#### [SHORT TASK]
Write out every single entry exactly.

Recorded data

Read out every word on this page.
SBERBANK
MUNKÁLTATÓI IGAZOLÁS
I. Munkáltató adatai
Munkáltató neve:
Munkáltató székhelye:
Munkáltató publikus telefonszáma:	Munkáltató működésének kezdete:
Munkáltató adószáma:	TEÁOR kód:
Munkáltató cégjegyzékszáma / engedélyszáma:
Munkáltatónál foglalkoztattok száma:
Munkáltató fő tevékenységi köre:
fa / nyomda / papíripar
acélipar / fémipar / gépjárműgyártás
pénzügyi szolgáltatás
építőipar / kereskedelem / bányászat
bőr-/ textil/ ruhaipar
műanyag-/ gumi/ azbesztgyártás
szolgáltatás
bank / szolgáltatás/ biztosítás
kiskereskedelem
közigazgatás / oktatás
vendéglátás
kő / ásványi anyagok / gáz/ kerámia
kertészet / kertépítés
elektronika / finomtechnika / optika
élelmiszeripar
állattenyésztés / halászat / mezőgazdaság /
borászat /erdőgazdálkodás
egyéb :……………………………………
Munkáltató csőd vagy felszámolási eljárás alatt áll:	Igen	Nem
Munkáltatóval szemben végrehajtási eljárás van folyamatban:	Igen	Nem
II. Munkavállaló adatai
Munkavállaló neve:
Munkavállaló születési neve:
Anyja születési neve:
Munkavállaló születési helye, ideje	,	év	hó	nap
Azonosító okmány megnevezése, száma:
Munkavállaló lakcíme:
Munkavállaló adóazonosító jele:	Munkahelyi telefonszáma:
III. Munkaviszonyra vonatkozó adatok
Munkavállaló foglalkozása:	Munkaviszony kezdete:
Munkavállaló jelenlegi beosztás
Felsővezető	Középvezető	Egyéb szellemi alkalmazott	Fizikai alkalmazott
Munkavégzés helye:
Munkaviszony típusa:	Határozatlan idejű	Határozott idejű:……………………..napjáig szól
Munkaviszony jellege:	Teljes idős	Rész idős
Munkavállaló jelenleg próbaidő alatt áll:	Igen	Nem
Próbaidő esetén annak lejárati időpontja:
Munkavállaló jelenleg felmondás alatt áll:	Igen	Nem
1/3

#### [EXERCISE ANSWER]
Read out every word on this page.
SBERBANK
MUNKÁLTATÓI IGAZOLÁS
I. Munkáltató adatai
Munkáltató neve:
Munkáltató székhelye:
Munkáltató publikus telefonszáma:	Munkáltató működésének kezdete:
Munkáltató adószáma:	TEÁOR kód:
Munkáltató cégjegyzékszáma / engedélyszáma:
Munkáltatónál foglalkoztattok száma:
Munkáltató fő tevékenységi köre:
fa / nyomda / papíripar
acélipar / fémipar / gépjárműgyártás
pénzügyi szolgáltatás
építőipar / kereskedelem / bányászat
bőr-/ textil/ ruhaipar
műanyag-/ gumi/ azbesztgyártás
szolgáltatás
bank / szolgáltatás/ biztosítás
kiskereskedelem
közigazgatás / oktatás
vendéglátás
kő / ásványi anyagok / gáz/ kerámia
kertészet / kertépítés
elektronika / finomtechnika / optika
élelmiszeripar
állattenyésztés / halászat / mezőgazdaság /
borászat /erdőgazdálkodás
egyéb :……………………………………
Munkáltató csőd vagy felszámolási eljárás alatt áll:	Igen	Nem
Munkáltatóval szemben végrehajtási eljárás van folyamatban:	Igen	Nem
II. Munkavállaló adatai
Munkavállaló neve:
Munkavállaló születési neve:
Anyja születési neve:
Munkavállaló születési helye, ideje	,	év	hó	nap
Azonosító okmány megnevezése, száma:
Munkavállaló lakcíme:
Munkavállaló adóazonosító jele:	Munkahelyi telefonszáma:
III. Munkaviszonyra vonatkozó adatok
Munkavállaló foglalkozása:	Munkaviszony kezdete:
Munkavállaló jelenlegi beosztás
Felsővezető	Középvezető	Egyéb szellemi alkalmazott	Fizikai alkalmazott
Munkavégzés helye:
Munkaviszony típusa:	Határozatlan idejű	Határozott idejű:……………………..napjáig szól
Munkaviszony jellege:	Teljes idős	Rész idős
Munkavállaló jelenleg próbaidő alatt áll:	Igen	Nem
Próbaidő esetén annak lejárati időpontja:
Munkavállaló jelenleg felmondás alatt áll:	Igen	Nem
1/3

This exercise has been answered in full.